_Given exercise_
State how many lines of the entries below hold the word "grades"; reply with nothing but the number.

_Stored dataset items_
········

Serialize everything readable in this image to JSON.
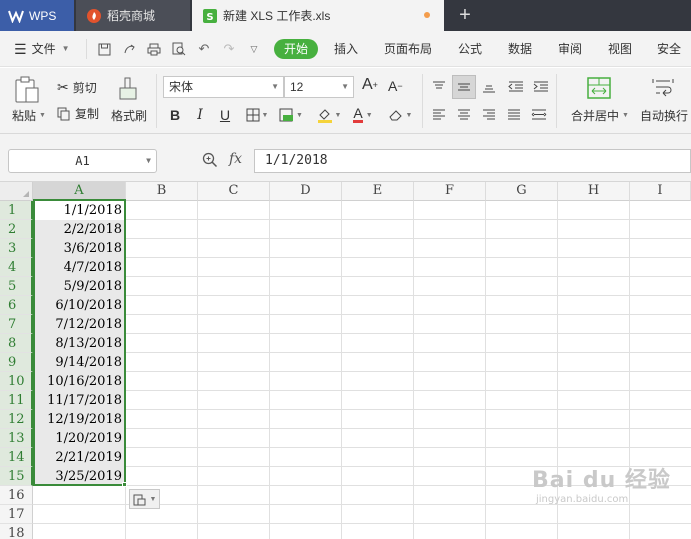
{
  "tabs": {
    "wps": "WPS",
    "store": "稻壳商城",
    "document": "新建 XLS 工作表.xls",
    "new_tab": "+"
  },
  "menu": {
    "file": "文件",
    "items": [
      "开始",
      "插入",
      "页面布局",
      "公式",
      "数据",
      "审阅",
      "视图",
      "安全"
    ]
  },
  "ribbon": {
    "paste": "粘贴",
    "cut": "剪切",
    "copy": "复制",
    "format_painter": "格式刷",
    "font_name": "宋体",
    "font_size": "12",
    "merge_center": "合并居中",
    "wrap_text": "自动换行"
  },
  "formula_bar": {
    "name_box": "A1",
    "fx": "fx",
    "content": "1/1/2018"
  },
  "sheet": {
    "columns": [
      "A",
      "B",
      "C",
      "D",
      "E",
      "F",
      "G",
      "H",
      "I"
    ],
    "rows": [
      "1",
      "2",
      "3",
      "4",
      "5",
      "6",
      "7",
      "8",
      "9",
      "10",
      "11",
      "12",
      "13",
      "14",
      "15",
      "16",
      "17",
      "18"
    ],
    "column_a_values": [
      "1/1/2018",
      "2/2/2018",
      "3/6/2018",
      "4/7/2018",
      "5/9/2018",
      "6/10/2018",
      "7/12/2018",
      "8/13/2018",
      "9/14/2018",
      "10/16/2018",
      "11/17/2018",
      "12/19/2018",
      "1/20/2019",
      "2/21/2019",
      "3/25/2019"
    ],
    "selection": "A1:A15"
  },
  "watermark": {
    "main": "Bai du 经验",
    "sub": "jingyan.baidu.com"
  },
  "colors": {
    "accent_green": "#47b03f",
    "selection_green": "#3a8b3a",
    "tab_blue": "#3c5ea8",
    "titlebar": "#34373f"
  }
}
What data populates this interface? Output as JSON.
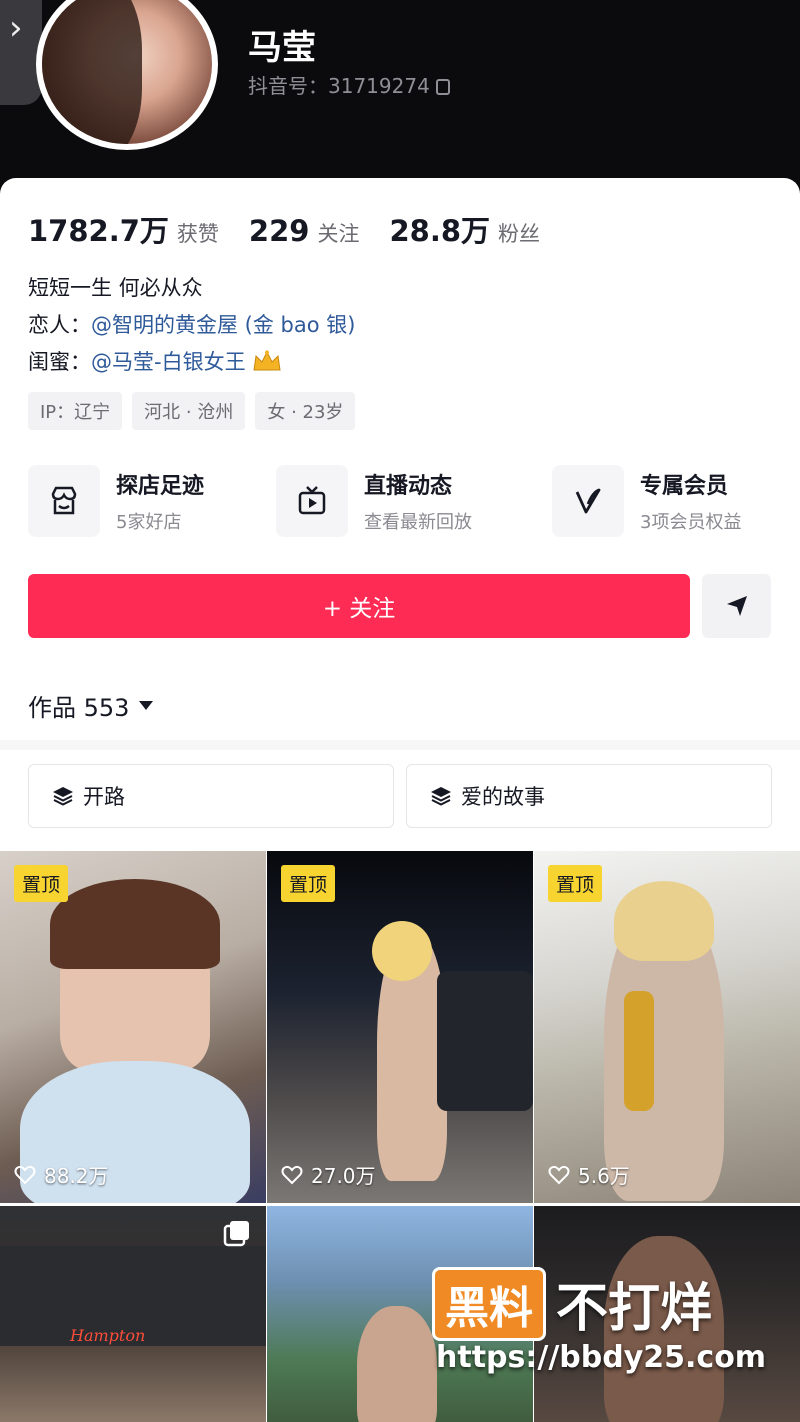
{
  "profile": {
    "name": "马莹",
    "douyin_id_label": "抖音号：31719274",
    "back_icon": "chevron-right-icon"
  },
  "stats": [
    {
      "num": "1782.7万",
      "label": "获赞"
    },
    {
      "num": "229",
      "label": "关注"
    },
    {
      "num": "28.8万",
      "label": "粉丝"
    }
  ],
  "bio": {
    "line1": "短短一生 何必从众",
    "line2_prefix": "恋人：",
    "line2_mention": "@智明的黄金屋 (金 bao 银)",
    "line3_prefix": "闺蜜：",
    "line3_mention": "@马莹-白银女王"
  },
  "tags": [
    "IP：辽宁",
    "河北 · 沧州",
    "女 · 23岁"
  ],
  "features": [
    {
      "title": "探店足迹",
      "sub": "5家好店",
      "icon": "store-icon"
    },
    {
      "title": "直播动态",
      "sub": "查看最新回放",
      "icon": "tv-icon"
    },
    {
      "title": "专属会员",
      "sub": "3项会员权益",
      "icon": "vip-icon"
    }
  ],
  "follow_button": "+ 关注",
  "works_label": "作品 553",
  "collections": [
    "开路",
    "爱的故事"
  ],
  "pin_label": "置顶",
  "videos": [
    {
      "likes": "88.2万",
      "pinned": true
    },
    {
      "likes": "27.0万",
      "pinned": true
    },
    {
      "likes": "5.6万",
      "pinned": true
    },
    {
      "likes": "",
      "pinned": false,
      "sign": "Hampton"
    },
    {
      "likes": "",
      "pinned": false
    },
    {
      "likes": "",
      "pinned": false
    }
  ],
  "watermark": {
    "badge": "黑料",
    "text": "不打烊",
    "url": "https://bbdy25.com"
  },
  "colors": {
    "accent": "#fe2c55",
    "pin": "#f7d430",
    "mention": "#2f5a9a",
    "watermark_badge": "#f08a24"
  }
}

········

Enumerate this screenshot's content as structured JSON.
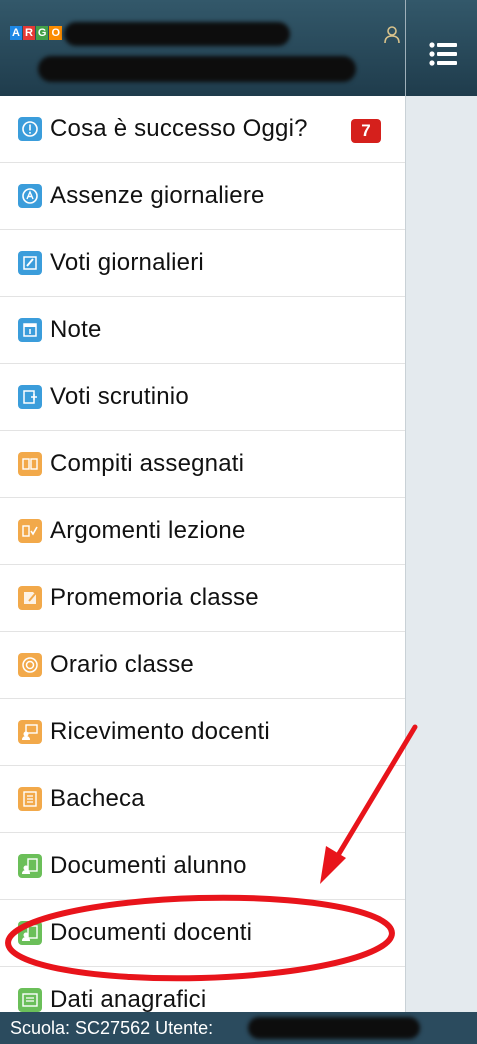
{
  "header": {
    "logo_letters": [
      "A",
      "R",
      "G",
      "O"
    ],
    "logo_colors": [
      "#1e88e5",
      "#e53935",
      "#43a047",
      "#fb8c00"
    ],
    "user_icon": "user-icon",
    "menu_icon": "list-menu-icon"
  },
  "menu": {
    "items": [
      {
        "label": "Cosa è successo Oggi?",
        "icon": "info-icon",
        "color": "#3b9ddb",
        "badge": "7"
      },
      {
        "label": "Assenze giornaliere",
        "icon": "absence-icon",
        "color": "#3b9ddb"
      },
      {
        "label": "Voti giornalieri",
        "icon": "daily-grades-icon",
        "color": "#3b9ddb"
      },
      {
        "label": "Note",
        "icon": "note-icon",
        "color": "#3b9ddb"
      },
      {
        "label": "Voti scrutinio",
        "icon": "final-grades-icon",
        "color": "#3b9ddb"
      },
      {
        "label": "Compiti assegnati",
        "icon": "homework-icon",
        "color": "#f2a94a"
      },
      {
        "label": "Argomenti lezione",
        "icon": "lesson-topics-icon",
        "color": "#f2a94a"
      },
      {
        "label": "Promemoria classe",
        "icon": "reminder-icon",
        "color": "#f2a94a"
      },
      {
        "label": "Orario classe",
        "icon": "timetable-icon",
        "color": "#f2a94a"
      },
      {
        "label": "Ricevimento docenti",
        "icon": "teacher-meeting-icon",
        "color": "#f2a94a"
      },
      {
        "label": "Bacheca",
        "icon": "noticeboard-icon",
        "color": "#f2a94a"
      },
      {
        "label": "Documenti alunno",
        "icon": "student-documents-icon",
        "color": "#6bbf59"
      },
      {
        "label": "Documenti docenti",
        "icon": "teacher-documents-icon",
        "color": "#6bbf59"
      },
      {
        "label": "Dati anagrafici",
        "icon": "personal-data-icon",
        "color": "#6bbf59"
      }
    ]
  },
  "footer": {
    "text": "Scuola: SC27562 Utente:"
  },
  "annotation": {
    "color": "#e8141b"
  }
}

········

_Reply_
2